Search the data for the word "document" and copy every line where it occurs.

-- Stored data start --

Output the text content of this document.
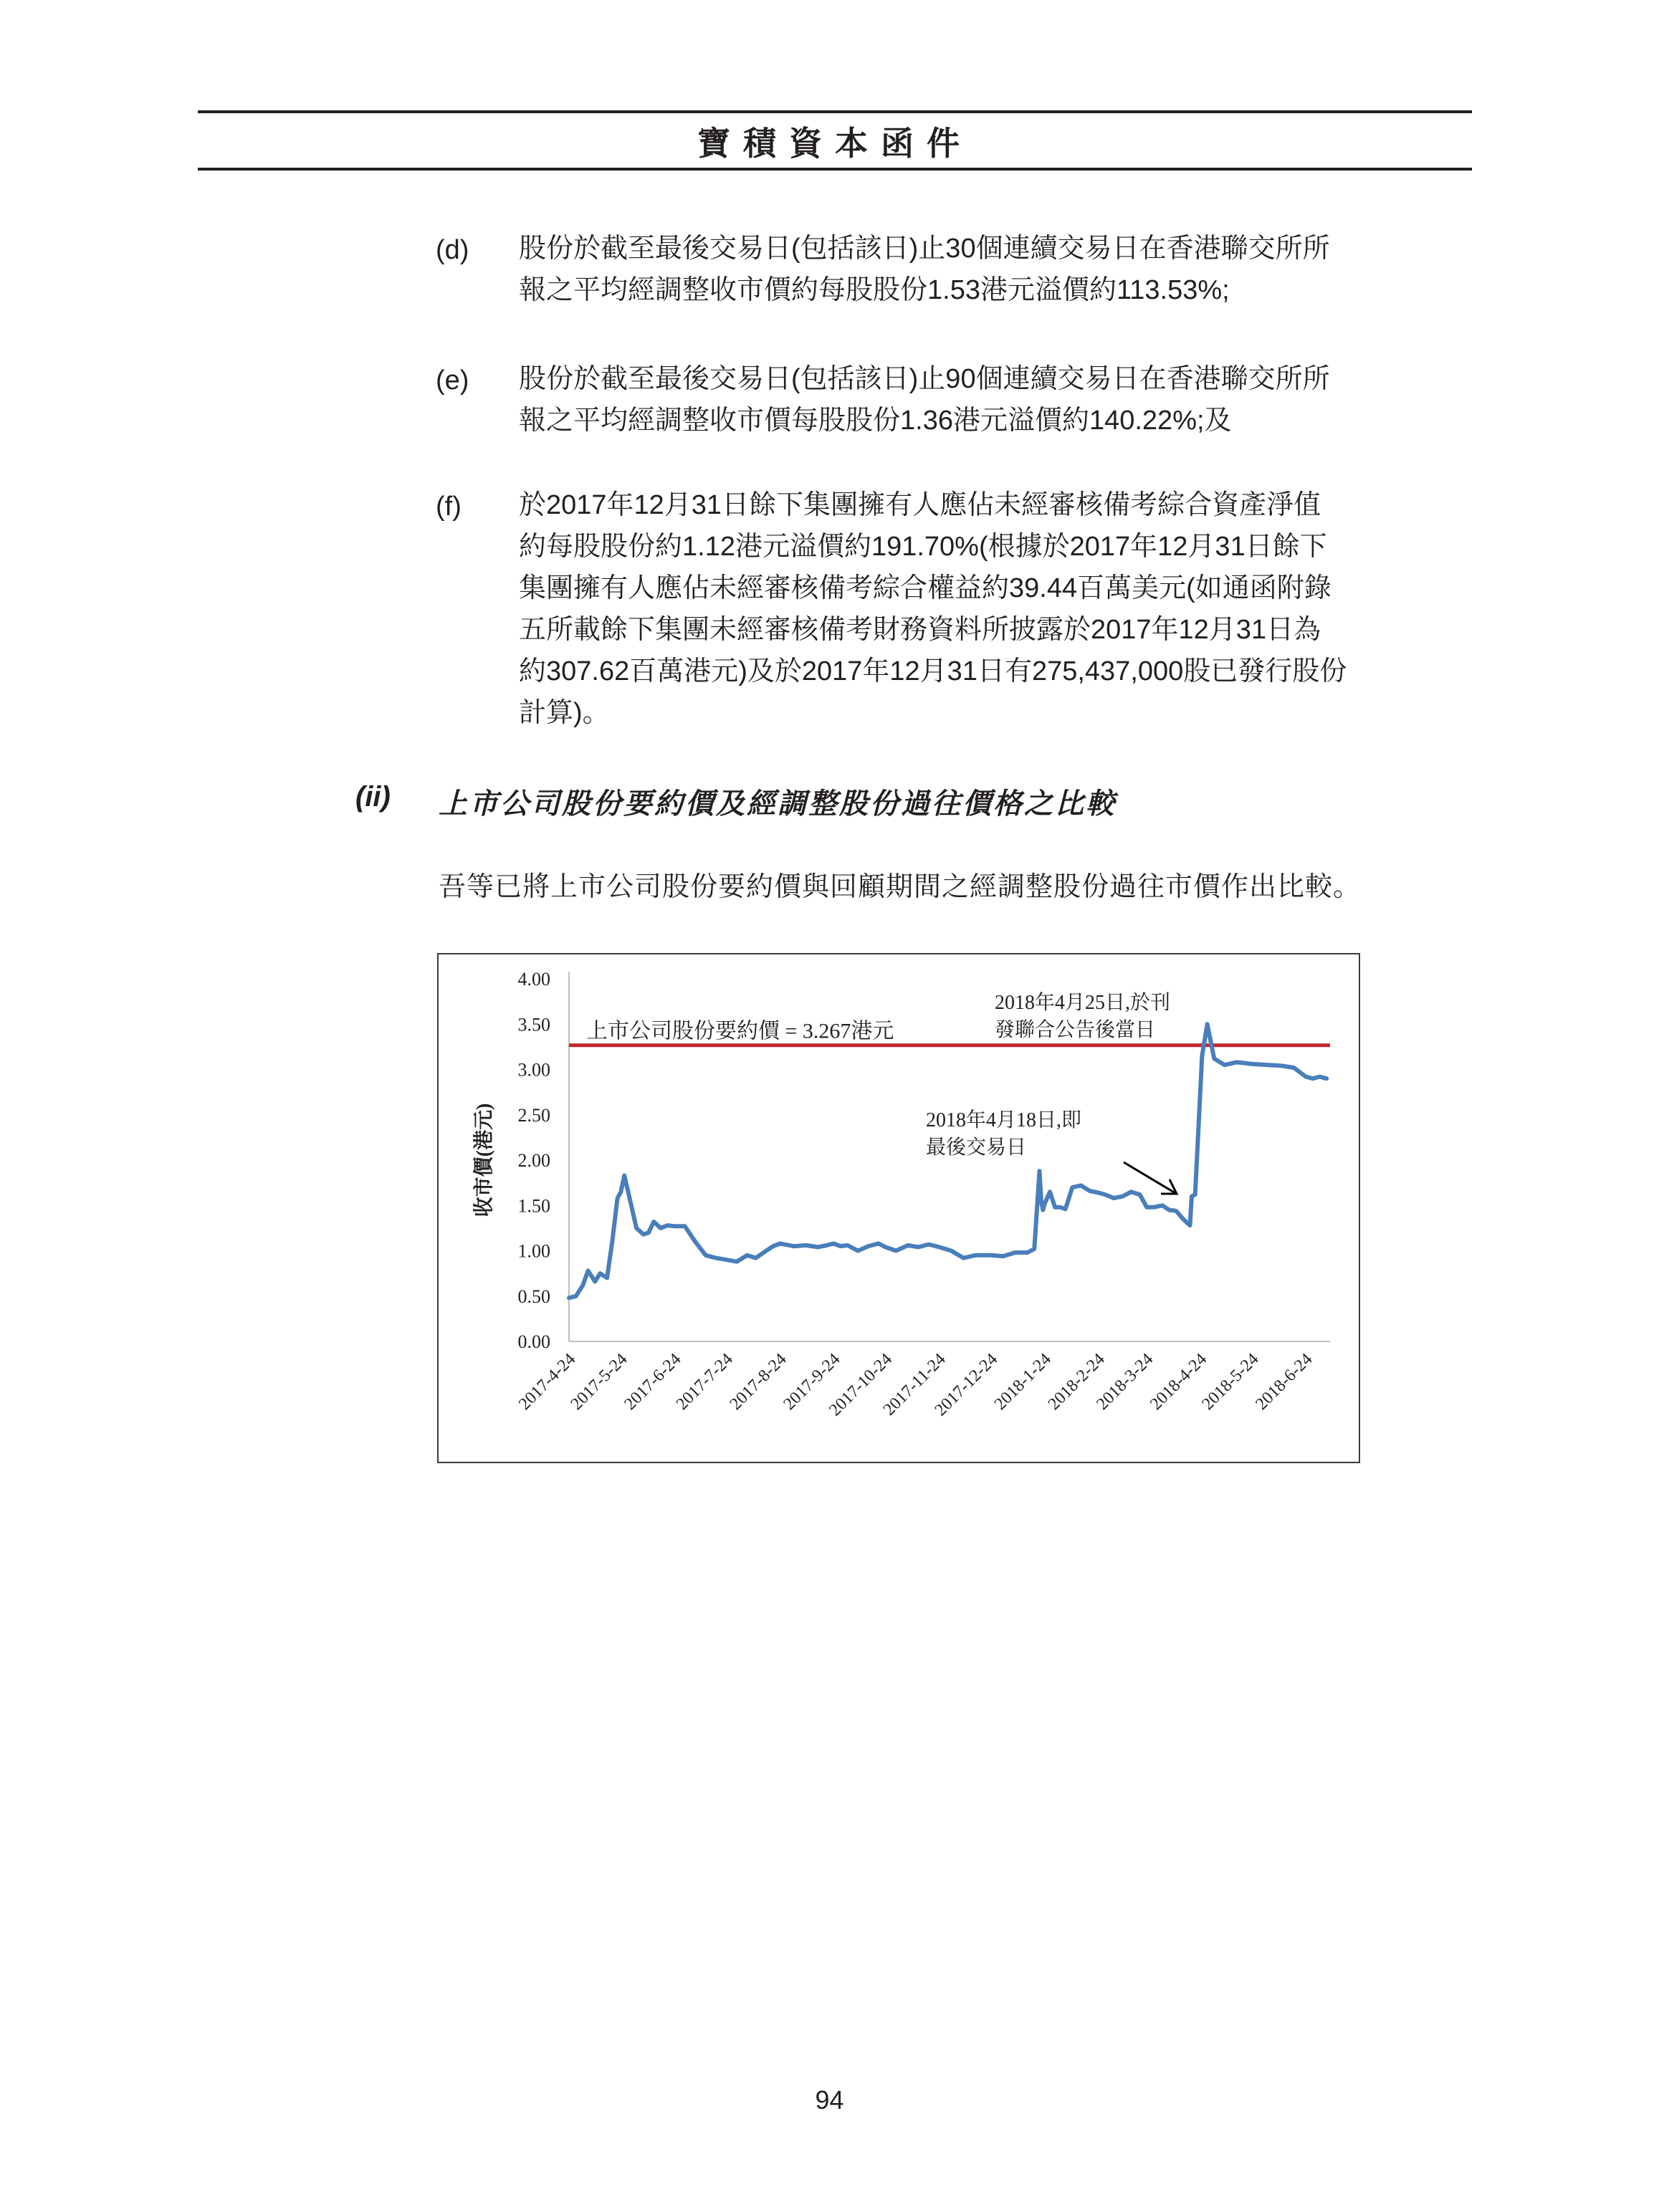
寶積資本函件
(d) 股份於截至最後交易日(包括該日)止30個連續交易日在香港聯交所所
報之平均經調整收市價約每股股份1.53港元溢價約113.53%;

(e) 股份於截至最後交易日(包括該日)止90個連續交易日在香港聯交所所
報之平均經調整收市價每股股份1.36港元溢價約140.22%;及

(f) 於2017年12月31日餘下集團擁有人應佔未經審核備考綜合資產淨值
約每股股份約1.12港元溢價約191.70%(根據於2017年12月31日餘下
集團擁有人應佔未經審核備考綜合權益約39.44百萬美元(如通函附錄
五所載餘下集團未經審核備考財務資料所披露於2017年12月31日為
約307.62百萬港元)及於2017年12月31日有275,437,000股已發行股份
計算)。

(ii) 上市公司股份要約價及經調整股份過往價格之比較
吾等已將上市公司股份要約價與回顧期間之經調整股份過往市價作出比較。
0.00
0.50
1.00
1.50
2.00
2.50
3.00
3.50
4.00
收市價(港元)
2017-4-24
2017-5-24
2017-6-24
2017-7-24
2017-8-24
2017-9-24
2017-10-24
2017-11-24
2017-12-24
2018-1-24
2018-2-24
2018-3-24
2018-4-24
2018-5-24
2018-6-24
上市公司股份要約價 = 3.267港元
2018年4月25日,於刊
發聯合公告後當日
2018年4月18日,即
最後交易日
94
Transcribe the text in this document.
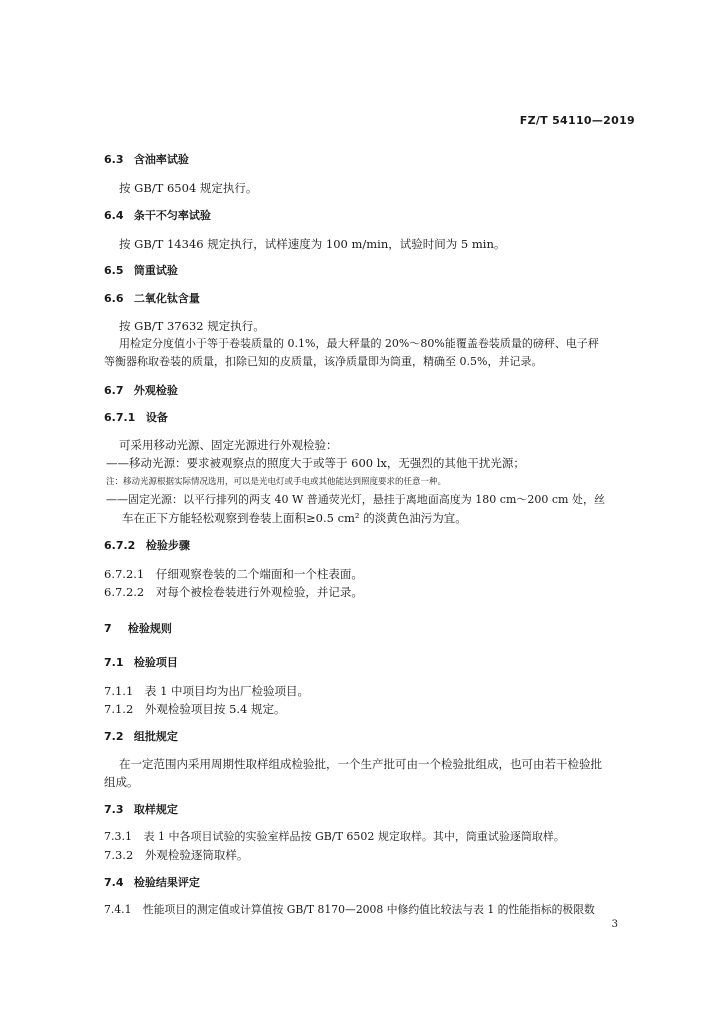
FZ/T 54110—2019
6.3 含油率试验
按 GB/T 6504 规定执行。
6.4 条干不匀率试验
按 GB/T 14346 规定执行，试样速度为 100 m/min，试验时间为 5 min。
6.5 筒重试验
6.6 二氧化钛含量
按 GB/T 37632 规定执行。
用检定分度值小于等于卷装质量的 0.1%，最大秤量的 20%～80%能覆盖卷装质量的磅秤、电子秤
等衡器称取卷装的质量，扣除已知的皮质量，该净质量即为筒重，精确至 0.5%，并记录。
6.7 外观检验
6.7.1 设备
可采用移动光源、固定光源进行外观检验：
——移动光源：要求被观察点的照度大于或等于 600 lx，无强烈的其他干扰光源；
注：移动光源根据实际情况选用，可以是光电灯或手电或其他能达到照度要求的任意一种。
——固定光源：以平行排列的两支 40 W 普通荧光灯，悬挂于离地面高度为 180 cm～200 cm 处，丝
车在正下方能轻松观察到卷装上面积≥0.5 cm² 的淡黄色油污为宜。
6.7.2 检验步骤
6.7.2.1 仔细观察卷装的二个端面和一个柱表面。
6.7.2.2 对每个被检卷装进行外观检验，并记录。
7 检验规则
7.1 检验项目
7.1.1 表 1 中项目均为出厂检验项目。
7.1.2 外观检验项目按 5.4 规定。
7.2 组批规定
在一定范围内采用周期性取样组成检验批，一个生产批可由一个检验批组成，也可由若干检验批
组成。
7.3 取样规定
7.3.1 表 1 中各项目试验的实验室样品按 GB/T 6502 规定取样。其中，筒重试验逐筒取样。
7.3.2 外观检验逐筒取样。
7.4 检验结果评定
7.4.1 性能项目的测定值或计算值按 GB/T 8170—2008 中修约值比较法与表 1 的性能指标的极限数
3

-- Stored data end --

Correct result.
Output the text content of this document.
Transcribe the text in this document.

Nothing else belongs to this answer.